------ Provided records

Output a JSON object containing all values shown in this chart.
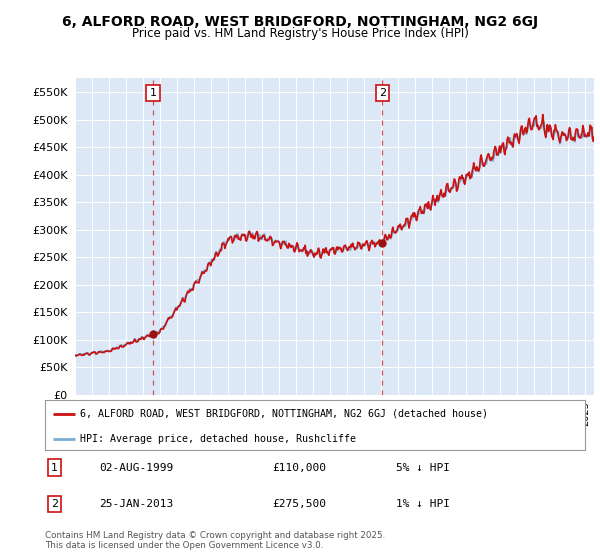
{
  "title": "6, ALFORD ROAD, WEST BRIDGFORD, NOTTINGHAM, NG2 6GJ",
  "subtitle": "Price paid vs. HM Land Registry's House Price Index (HPI)",
  "legend_line1": "6, ALFORD ROAD, WEST BRIDGFORD, NOTTINGHAM, NG2 6GJ (detached house)",
  "legend_line2": "HPI: Average price, detached house, Rushcliffe",
  "annotation1_label": "1",
  "annotation1_date": "02-AUG-1999",
  "annotation1_price": "£110,000",
  "annotation1_hpi": "5% ↓ HPI",
  "annotation2_label": "2",
  "annotation2_date": "25-JAN-2013",
  "annotation2_price": "£275,500",
  "annotation2_hpi": "1% ↓ HPI",
  "footer": "Contains HM Land Registry data © Crown copyright and database right 2025.\nThis data is licensed under the Open Government Licence v3.0.",
  "sale1_x": 1999.583,
  "sale1_y": 110000,
  "sale2_x": 2013.07,
  "sale2_y": 275500,
  "hpi_color": "#7aadd4",
  "price_color": "#cc1111",
  "sale_dot_color": "#991111",
  "vline_color": "#cc1111",
  "annotation_box_color": "#cc1111",
  "background_color": "#dce8f5",
  "ylim": [
    0,
    575000
  ],
  "xlim_start": 1995.0,
  "xlim_end": 2025.5,
  "ytick_step": 50000,
  "noise_seed": 10
}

------------

• _Task requirements_
Set every line down exactly as written, leaving each picture out.

• _Response to the exercise_
Output a JSON object containing all values shown in this chart.
{
  "title": "6, ALFORD ROAD, WEST BRIDGFORD, NOTTINGHAM, NG2 6GJ",
  "subtitle": "Price paid vs. HM Land Registry's House Price Index (HPI)",
  "legend_line1": "6, ALFORD ROAD, WEST BRIDGFORD, NOTTINGHAM, NG2 6GJ (detached house)",
  "legend_line2": "HPI: Average price, detached house, Rushcliffe",
  "annotation1_label": "1",
  "annotation1_date": "02-AUG-1999",
  "annotation1_price": "£110,000",
  "annotation1_hpi": "5% ↓ HPI",
  "annotation2_label": "2",
  "annotation2_date": "25-JAN-2013",
  "annotation2_price": "£275,500",
  "annotation2_hpi": "1% ↓ HPI",
  "footer": "Contains HM Land Registry data © Crown copyright and database right 2025.\nThis data is licensed under the Open Government Licence v3.0.",
  "sale1_x": 1999.583,
  "sale1_y": 110000,
  "sale2_x": 2013.07,
  "sale2_y": 275500,
  "hpi_color": "#7aadd4",
  "price_color": "#cc1111",
  "sale_dot_color": "#991111",
  "vline_color": "#cc1111",
  "annotation_box_color": "#cc1111",
  "background_color": "#dce8f5",
  "ylim": [
    0,
    575000
  ],
  "xlim_start": 1995.0,
  "xlim_end": 2025.5,
  "ytick_step": 50000,
  "noise_seed": 10
}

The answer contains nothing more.